> TASK DETAILS
Look through the material below for "secretion". Copy every line that contains it.

*** Opening EXTRACTED MATERIAL ***

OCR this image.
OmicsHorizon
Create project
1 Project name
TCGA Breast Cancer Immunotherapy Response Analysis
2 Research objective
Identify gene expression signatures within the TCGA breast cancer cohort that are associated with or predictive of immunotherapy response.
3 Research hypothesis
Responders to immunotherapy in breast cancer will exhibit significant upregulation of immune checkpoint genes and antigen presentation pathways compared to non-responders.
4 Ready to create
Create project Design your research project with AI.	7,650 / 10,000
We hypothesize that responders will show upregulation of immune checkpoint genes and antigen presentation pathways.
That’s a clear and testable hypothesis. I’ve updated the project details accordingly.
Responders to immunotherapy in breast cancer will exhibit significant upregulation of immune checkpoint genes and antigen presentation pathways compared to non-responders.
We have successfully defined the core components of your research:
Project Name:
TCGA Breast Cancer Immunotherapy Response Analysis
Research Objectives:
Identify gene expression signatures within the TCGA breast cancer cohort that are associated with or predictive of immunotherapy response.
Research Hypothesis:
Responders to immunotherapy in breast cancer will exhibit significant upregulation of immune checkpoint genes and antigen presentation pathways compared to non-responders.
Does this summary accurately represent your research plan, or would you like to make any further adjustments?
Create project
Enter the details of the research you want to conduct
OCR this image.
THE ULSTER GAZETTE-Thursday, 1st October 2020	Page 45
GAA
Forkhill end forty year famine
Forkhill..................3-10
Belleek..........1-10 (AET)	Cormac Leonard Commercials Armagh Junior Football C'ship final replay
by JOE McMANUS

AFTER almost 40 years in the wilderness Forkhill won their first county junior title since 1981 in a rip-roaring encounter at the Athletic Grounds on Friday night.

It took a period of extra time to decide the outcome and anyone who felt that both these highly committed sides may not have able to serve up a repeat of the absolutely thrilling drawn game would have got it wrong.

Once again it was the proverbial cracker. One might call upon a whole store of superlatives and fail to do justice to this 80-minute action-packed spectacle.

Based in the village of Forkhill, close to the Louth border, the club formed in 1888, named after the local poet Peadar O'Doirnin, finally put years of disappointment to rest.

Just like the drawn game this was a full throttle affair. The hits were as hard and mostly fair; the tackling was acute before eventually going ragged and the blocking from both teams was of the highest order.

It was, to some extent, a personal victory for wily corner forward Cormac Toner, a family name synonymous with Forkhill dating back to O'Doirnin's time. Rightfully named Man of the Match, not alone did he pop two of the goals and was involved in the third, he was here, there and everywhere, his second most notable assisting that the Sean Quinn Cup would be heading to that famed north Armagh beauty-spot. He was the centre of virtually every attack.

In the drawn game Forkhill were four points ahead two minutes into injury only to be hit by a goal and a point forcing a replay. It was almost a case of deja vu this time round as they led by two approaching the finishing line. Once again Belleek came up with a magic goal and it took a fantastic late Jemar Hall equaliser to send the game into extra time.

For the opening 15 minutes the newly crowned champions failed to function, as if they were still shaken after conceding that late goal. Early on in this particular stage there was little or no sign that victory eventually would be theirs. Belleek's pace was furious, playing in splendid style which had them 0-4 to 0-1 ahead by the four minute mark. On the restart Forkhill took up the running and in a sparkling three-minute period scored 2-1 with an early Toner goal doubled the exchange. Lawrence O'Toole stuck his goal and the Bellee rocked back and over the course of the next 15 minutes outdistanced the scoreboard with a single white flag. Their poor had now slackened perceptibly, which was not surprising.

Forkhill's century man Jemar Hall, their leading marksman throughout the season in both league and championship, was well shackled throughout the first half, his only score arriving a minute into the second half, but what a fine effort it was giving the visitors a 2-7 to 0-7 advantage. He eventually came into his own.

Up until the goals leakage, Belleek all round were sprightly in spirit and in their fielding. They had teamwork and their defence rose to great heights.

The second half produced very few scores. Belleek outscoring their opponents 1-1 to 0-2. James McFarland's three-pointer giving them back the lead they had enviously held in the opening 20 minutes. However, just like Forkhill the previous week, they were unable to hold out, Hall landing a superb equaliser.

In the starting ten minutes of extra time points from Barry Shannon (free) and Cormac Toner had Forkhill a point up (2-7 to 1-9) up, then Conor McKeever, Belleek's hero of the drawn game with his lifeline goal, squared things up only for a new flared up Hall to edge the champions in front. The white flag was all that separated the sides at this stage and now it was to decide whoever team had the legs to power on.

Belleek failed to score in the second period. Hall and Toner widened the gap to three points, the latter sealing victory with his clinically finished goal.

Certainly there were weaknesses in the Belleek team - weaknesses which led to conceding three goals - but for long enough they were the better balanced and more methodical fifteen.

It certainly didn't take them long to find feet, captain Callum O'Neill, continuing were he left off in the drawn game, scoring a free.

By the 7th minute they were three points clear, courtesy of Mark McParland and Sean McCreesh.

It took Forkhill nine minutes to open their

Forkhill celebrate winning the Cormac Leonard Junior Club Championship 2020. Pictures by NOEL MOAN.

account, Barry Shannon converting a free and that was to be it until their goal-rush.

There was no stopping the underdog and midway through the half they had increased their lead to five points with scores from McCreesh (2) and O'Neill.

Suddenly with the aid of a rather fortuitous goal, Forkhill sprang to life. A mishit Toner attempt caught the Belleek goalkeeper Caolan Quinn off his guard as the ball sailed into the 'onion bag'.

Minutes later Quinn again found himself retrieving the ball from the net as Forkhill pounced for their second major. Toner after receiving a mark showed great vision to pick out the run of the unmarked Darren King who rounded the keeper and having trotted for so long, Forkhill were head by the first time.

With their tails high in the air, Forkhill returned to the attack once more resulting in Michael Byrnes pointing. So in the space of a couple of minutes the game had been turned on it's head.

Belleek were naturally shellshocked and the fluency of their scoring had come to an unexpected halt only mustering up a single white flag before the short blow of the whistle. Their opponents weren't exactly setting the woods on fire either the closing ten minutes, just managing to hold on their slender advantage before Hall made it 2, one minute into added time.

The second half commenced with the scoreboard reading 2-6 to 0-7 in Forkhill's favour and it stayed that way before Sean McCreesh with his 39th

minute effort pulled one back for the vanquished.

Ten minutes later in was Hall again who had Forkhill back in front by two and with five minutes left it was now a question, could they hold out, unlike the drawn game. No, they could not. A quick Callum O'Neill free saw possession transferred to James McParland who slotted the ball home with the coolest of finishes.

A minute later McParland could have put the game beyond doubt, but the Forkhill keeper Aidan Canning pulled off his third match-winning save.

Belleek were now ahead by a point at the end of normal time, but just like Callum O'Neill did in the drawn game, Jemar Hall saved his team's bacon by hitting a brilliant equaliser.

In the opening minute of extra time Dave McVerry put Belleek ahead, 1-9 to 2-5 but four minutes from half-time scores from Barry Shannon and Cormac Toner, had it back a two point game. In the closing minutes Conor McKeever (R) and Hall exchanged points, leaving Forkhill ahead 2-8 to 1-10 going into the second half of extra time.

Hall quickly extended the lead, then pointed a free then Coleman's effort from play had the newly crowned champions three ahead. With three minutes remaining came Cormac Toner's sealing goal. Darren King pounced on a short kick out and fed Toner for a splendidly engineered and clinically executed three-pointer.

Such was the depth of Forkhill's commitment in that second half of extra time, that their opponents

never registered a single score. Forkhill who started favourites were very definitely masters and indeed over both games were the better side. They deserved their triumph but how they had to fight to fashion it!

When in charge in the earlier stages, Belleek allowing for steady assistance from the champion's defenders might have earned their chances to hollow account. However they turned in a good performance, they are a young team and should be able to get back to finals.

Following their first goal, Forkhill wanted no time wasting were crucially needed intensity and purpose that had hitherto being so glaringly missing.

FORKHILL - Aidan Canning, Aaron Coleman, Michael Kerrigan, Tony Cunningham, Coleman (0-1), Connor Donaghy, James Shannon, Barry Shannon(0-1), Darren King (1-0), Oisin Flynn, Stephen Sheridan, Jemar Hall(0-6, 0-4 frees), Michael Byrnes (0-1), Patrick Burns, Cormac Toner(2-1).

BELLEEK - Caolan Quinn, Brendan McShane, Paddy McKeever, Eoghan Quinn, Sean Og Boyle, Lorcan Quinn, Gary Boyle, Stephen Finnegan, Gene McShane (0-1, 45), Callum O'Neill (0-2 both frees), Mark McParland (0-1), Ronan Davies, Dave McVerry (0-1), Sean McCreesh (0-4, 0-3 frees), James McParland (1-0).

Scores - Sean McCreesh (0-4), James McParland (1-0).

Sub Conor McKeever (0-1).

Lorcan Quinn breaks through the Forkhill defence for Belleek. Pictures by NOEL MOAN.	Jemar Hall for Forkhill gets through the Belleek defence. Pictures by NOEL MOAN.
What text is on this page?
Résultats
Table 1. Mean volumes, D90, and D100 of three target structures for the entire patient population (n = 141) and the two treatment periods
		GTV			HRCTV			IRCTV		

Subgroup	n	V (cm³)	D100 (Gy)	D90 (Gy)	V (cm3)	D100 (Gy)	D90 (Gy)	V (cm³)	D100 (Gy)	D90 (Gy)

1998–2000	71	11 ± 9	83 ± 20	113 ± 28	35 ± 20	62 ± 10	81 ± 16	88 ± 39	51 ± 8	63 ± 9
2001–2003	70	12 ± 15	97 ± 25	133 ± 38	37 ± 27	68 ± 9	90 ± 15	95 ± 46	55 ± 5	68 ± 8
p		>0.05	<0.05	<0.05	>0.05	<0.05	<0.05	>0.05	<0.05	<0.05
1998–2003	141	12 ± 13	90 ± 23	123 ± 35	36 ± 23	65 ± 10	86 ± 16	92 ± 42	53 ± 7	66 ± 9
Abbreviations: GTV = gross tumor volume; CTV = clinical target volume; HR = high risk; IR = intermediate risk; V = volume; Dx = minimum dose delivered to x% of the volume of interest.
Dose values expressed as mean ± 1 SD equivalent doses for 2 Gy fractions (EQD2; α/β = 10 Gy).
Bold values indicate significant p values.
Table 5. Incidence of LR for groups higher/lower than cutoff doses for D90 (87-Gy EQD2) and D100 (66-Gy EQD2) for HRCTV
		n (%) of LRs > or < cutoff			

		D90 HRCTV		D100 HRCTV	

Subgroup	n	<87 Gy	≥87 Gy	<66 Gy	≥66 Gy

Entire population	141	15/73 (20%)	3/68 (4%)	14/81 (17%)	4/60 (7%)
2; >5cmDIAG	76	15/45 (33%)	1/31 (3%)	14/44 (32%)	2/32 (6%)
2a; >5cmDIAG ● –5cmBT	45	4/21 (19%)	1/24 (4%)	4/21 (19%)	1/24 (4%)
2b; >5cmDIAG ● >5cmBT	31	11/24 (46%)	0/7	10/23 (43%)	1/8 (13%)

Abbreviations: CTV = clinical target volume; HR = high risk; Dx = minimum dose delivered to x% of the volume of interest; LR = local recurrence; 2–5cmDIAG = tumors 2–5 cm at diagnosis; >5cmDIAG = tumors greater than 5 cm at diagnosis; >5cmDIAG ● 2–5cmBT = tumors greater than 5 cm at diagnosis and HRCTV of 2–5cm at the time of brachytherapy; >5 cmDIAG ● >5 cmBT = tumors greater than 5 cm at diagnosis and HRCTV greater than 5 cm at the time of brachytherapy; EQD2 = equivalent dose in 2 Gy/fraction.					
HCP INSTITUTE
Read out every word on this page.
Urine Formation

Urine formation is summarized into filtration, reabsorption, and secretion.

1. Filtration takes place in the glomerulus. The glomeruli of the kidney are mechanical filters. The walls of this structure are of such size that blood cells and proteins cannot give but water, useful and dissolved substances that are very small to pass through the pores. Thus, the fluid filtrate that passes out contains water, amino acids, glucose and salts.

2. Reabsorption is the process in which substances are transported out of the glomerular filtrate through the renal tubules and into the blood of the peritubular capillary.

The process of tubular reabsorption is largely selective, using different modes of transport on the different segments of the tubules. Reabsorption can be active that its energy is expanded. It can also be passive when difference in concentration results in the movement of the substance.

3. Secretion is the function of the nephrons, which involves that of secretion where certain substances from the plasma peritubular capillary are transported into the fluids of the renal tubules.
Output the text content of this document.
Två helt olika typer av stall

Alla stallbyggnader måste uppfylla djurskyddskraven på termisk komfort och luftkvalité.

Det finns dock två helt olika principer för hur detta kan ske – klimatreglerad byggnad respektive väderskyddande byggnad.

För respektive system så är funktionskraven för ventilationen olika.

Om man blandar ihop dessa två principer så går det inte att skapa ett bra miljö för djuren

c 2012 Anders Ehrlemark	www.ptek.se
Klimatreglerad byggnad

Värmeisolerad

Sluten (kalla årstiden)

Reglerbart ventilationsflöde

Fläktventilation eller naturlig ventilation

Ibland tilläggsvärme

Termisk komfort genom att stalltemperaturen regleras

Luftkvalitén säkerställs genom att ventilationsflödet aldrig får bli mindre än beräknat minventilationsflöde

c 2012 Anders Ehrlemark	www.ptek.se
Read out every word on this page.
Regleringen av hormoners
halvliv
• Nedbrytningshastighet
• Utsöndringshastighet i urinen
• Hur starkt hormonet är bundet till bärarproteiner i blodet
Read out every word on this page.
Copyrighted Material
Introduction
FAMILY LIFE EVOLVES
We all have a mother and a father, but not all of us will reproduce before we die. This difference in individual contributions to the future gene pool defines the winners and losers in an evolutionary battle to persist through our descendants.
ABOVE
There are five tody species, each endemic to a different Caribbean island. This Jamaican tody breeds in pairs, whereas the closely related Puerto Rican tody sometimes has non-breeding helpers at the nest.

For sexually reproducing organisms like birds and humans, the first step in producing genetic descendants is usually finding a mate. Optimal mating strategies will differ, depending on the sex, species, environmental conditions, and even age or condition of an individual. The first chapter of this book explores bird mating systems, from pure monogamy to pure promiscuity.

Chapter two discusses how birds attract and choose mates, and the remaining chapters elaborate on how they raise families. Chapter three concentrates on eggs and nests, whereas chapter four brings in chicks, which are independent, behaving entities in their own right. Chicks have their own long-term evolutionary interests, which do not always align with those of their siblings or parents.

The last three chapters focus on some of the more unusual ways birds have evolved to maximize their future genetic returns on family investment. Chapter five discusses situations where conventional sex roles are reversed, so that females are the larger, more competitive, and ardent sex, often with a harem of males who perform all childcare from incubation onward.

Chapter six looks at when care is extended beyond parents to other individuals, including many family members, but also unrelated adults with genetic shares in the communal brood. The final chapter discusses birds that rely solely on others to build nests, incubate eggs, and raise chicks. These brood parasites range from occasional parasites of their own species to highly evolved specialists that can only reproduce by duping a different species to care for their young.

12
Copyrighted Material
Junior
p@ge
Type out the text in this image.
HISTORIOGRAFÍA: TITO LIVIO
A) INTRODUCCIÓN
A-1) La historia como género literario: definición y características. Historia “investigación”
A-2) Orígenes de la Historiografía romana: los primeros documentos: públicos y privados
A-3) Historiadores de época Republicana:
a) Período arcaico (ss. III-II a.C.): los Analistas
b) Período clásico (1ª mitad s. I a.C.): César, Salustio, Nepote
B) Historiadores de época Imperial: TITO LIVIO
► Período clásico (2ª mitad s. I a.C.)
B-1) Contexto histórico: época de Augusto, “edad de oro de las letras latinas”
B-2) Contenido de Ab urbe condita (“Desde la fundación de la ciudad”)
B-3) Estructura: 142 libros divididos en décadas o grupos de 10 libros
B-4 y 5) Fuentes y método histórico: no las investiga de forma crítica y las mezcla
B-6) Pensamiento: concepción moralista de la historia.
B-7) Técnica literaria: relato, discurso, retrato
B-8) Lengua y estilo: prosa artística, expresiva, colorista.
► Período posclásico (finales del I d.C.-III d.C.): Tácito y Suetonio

*** Closing EXTRACTED MATERIAL ***

> RESPONSE AREA
Urine formation is summarized into filtration, reabsorption, and secretion.
3. Secretion is the function of the nephrons, which involves that of secretion where certain substances from the plasma peritubular capillary are transported into the fluids of the renal tubules.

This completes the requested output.